Recorded data
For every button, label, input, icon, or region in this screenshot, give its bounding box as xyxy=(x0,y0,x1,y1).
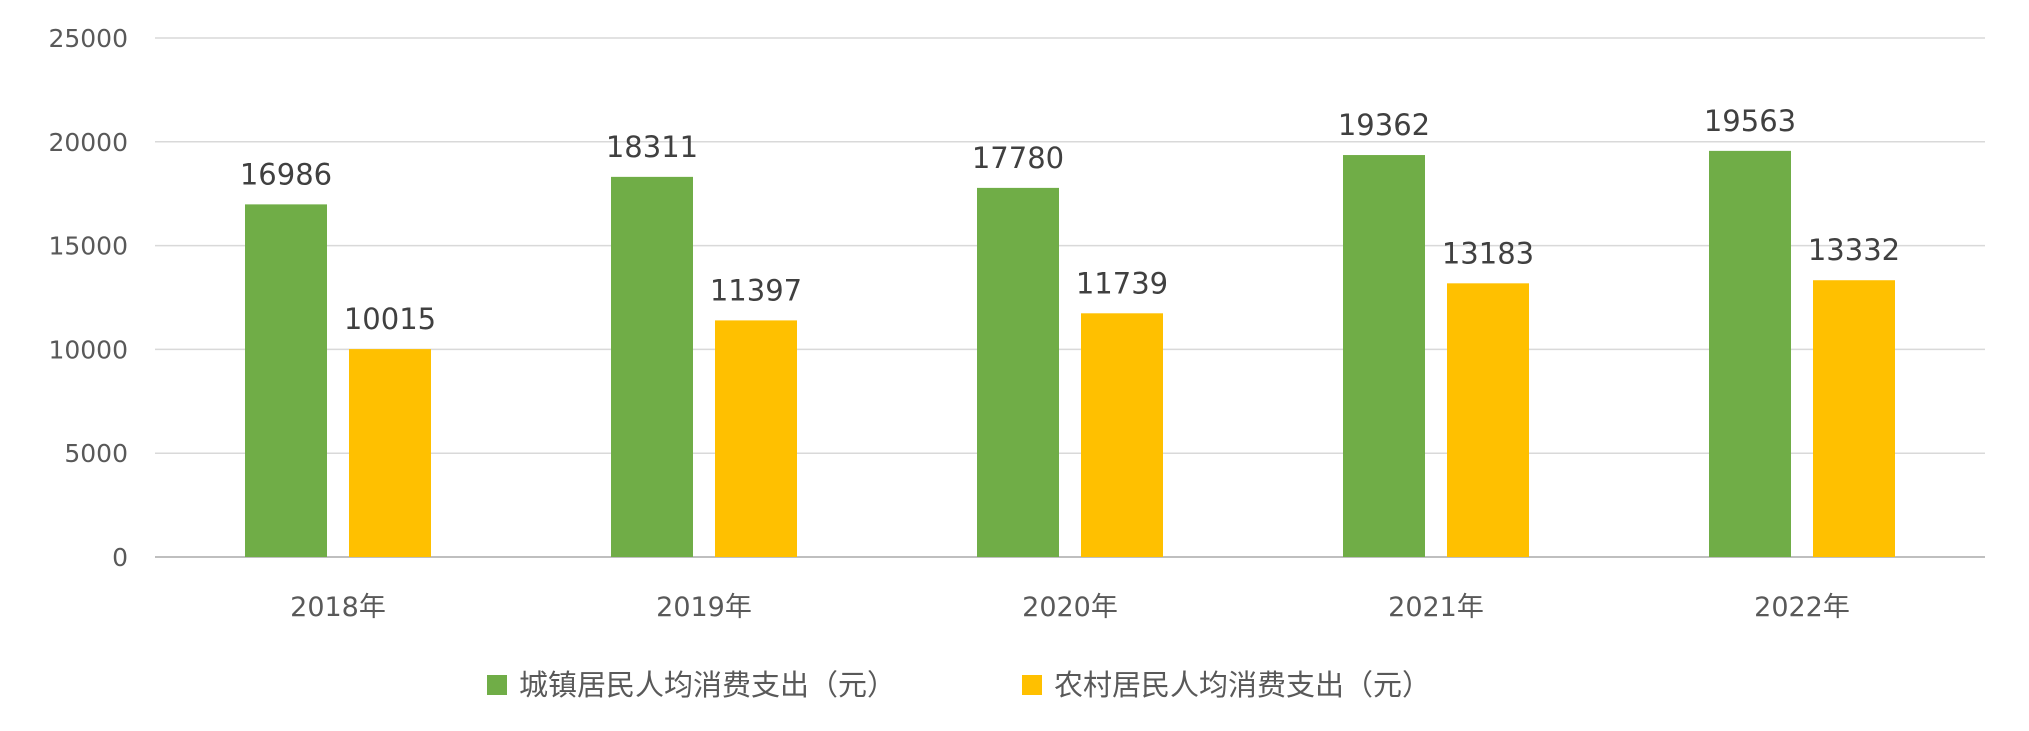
legend-swatch xyxy=(1022,675,1042,695)
bar-rural xyxy=(1813,280,1895,557)
legend-swatch xyxy=(487,675,507,695)
bar-rural xyxy=(1081,313,1163,557)
x-axis-categories: 2018年 2019年 2020年 2021年 2022年 xyxy=(290,592,1850,623)
x-category-label: 2018年 xyxy=(290,592,386,623)
data-label: 13183 xyxy=(1442,236,1534,270)
bar-urban xyxy=(977,187,1059,557)
bar-rural xyxy=(349,349,431,557)
gridlines xyxy=(155,37,1985,558)
x-category-label: 2019年 xyxy=(656,592,752,623)
x-category-label: 2022年 xyxy=(1754,592,1850,623)
legend-label: 农村居民人均消费支出（元） xyxy=(1054,668,1431,702)
x-category-label: 2021年 xyxy=(1388,592,1484,623)
bar-urban xyxy=(1709,150,1791,557)
data-label: 13332 xyxy=(1808,233,1900,267)
data-label: 11397 xyxy=(710,273,802,307)
data-label: 10015 xyxy=(344,302,436,336)
data-label: 19563 xyxy=(1704,104,1796,138)
data-label: 19362 xyxy=(1338,108,1430,142)
y-tick-label: 25000 xyxy=(48,24,128,53)
legend-label: 城镇居民人均消费支出（元） xyxy=(519,668,896,702)
bars xyxy=(245,150,1895,558)
x-category-label: 2020年 xyxy=(1022,592,1118,623)
data-label: 16986 xyxy=(240,157,332,191)
y-tick-label: 15000 xyxy=(48,232,128,261)
bar-urban xyxy=(1343,155,1425,558)
data-label: 17780 xyxy=(972,141,1064,175)
data-label: 11739 xyxy=(1076,266,1168,300)
bar-urban xyxy=(611,176,693,557)
legend: 城镇居民人均消费支出（元） 农村居民人均消费支出（元） xyxy=(487,668,1431,702)
bar-urban xyxy=(245,204,327,557)
bar-rural xyxy=(715,320,797,557)
y-tick-label: 5000 xyxy=(64,439,128,468)
y-tick-label: 20000 xyxy=(48,128,128,157)
data-label: 18311 xyxy=(606,130,698,164)
y-tick-label: 10000 xyxy=(48,335,128,364)
y-axis-ticks: 0 5000 10000 15000 20000 25000 xyxy=(48,24,128,572)
bar-rural xyxy=(1447,283,1529,557)
y-tick-label: 0 xyxy=(112,543,128,572)
data-labels: 16986 10015 18311 11397 17780 11739 19362 13183… xyxy=(240,104,1900,336)
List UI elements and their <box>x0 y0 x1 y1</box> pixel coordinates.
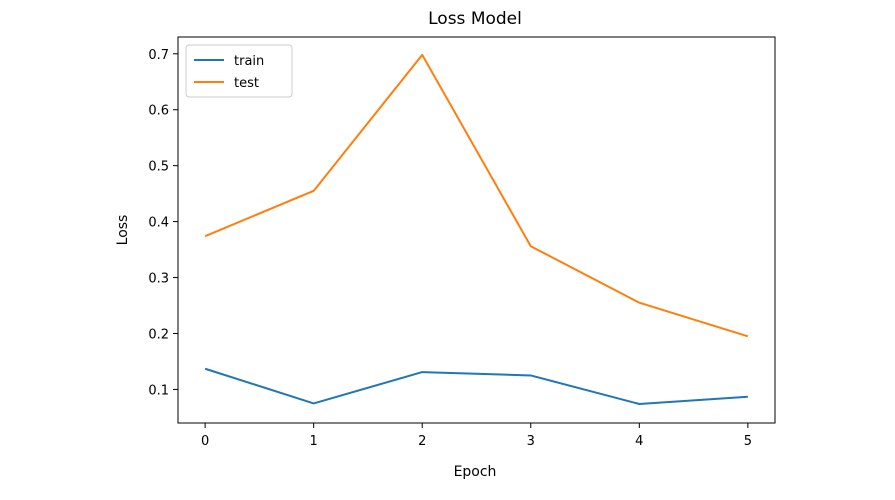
x-tick-label: 5 <box>744 434 752 449</box>
legend-entry-test: test <box>234 76 259 91</box>
y-tick-label: 0.1 <box>148 383 169 398</box>
x-axis-label: Epoch <box>454 464 497 480</box>
x-tick-label: 2 <box>418 434 426 449</box>
series-lines <box>204 53 749 405</box>
plot-area-frame <box>177 36 776 424</box>
series-line-train <box>204 367 748 405</box>
series-line-test <box>204 53 749 338</box>
y-tick-label: 0.4 <box>148 216 169 231</box>
chart-title: Loss Model <box>428 9 522 29</box>
x-tick-label: 3 <box>527 434 535 449</box>
x-axis: 0 1 2 3 4 5 <box>201 423 752 449</box>
x-tick-label: 0 <box>201 434 209 449</box>
y-tick-label: 0.6 <box>148 104 169 119</box>
y-axis: 0.1 0.2 0.3 0.4 0.5 0.6 0.7 <box>148 48 178 398</box>
y-tick-label: 0.5 <box>148 160 169 175</box>
legend-box <box>185 44 293 98</box>
x-tick-label: 1 <box>310 434 318 449</box>
x-tick-label: 4 <box>635 434 643 449</box>
legend-entry-train: train <box>234 54 264 69</box>
y-tick-label: 0.7 <box>148 48 169 63</box>
y-tick-label: 0.2 <box>148 327 169 342</box>
y-axis-label: Loss <box>115 215 131 246</box>
y-tick-label: 0.3 <box>148 272 169 287</box>
legend: train test <box>185 44 293 98</box>
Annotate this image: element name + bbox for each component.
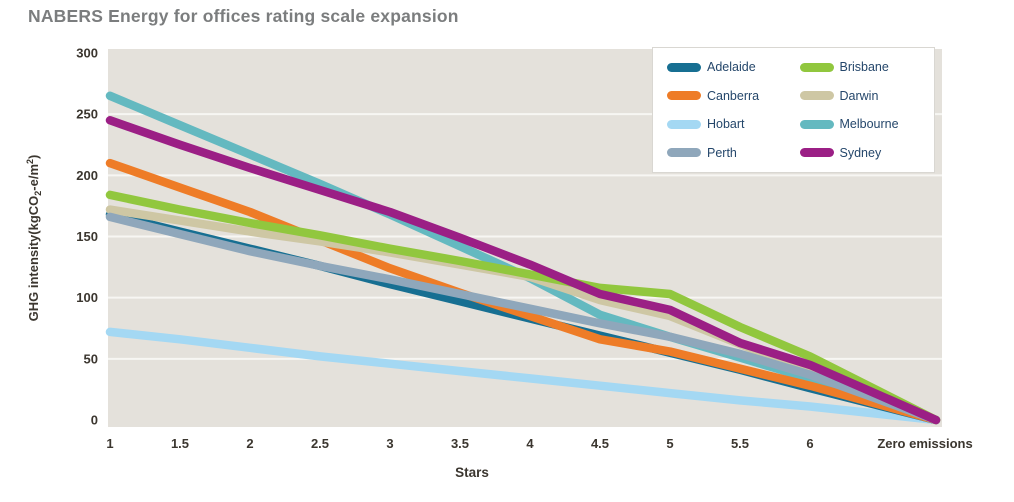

Stated goal -> Reproduce every line of the material above verbatim, leaving out the pictures.

Reply ->
For every button, label, input, icon, or region in this screenshot, give its bounding box as xyxy=(x0,y0,x1,y1).
legend-swatch xyxy=(1022,675,1042,695)
bar-rural xyxy=(1813,280,1895,557)
legend-swatch xyxy=(487,675,507,695)
bar-rural xyxy=(1081,313,1163,557)
x-axis-categories: 2018年 2019年 2020年 2021年 2022年 xyxy=(290,592,1850,623)
x-category-label: 2018年 xyxy=(290,592,386,623)
data-label: 13183 xyxy=(1442,236,1534,270)
bar-urban xyxy=(977,187,1059,557)
bar-rural xyxy=(349,349,431,557)
gridlines xyxy=(155,37,1985,558)
x-category-label: 2019年 xyxy=(656,592,752,623)
x-category-label: 2022年 xyxy=(1754,592,1850,623)
legend-label: 农村居民人均消费支出（元） xyxy=(1054,668,1431,702)
x-category-label: 2021年 xyxy=(1388,592,1484,623)
bar-urban xyxy=(1709,150,1791,557)
data-label: 13332 xyxy=(1808,233,1900,267)
data-label: 11397 xyxy=(710,273,802,307)
data-label: 10015 xyxy=(344,302,436,336)
data-label: 19563 xyxy=(1704,104,1796,138)
data-label: 19362 xyxy=(1338,108,1430,142)
y-tick-label: 25000 xyxy=(48,24,128,53)
legend-label: 城镇居民人均消费支出（元） xyxy=(519,668,896,702)
bars xyxy=(245,150,1895,558)
x-category-label: 2020年 xyxy=(1022,592,1118,623)
data-label: 16986 xyxy=(240,157,332,191)
y-tick-label: 15000 xyxy=(48,232,128,261)
bar-urban xyxy=(1343,155,1425,558)
data-label: 17780 xyxy=(972,141,1064,175)
data-label: 11739 xyxy=(1076,266,1168,300)
bar-urban xyxy=(611,176,693,557)
legend: 城镇居民人均消费支出（元） 农村居民人均消费支出（元） xyxy=(487,668,1431,702)
bar-urban xyxy=(245,204,327,557)
bar-rural xyxy=(715,320,797,557)
y-tick-label: 5000 xyxy=(64,439,128,468)
y-tick-label: 20000 xyxy=(48,128,128,157)
data-label: 18311 xyxy=(606,130,698,164)
y-tick-label: 10000 xyxy=(48,335,128,364)
y-axis-ticks: 0 5000 10000 15000 20000 25000 xyxy=(48,24,128,572)
bar-rural xyxy=(1447,283,1529,557)
y-tick-label: 0 xyxy=(112,543,128,572)
data-labels: 16986 10015 18311 11397 17780 11739 19362 13183… xyxy=(240,104,1900,336)
List UI elements and their <box>x0 y0 x1 y1</box> pixel coordinates.
x-tick-label: 5 <box>744 434 752 449</box>
legend-entry-test: test <box>234 76 259 91</box>
y-tick-label: 0.1 <box>148 383 169 398</box>
x-axis-label: Epoch <box>454 464 497 480</box>
x-tick-label: 2 <box>418 434 426 449</box>
series-lines <box>204 53 749 405</box>
plot-area-frame <box>177 36 776 424</box>
series-line-train <box>204 367 748 405</box>
series-line-test <box>204 53 749 338</box>
y-tick-label: 0.4 <box>148 216 169 231</box>
chart-title: Loss Model <box>428 9 522 29</box>
x-tick-label: 3 <box>527 434 535 449</box>
x-axis: 0 1 2 3 4 5 <box>201 423 752 449</box>
x-tick-label: 0 <box>201 434 209 449</box>
y-tick-label: 0.6 <box>148 104 169 119</box>
y-axis: 0.1 0.2 0.3 0.4 0.5 0.6 0.7 <box>148 48 178 398</box>
y-tick-label: 0.5 <box>148 160 169 175</box>
legend-box <box>185 44 293 98</box>
x-tick-label: 1 <box>310 434 318 449</box>
x-tick-label: 4 <box>635 434 643 449</box>
legend-entry-train: train <box>234 54 264 69</box>
y-tick-label: 0.7 <box>148 48 169 63</box>
y-tick-label: 0.2 <box>148 327 169 342</box>
y-axis-label: Loss <box>115 215 131 246</box>
y-tick-label: 0.3 <box>148 272 169 287</box>
legend: train test <box>185 44 293 98</box>
Annotate this image: element name + bbox for each component.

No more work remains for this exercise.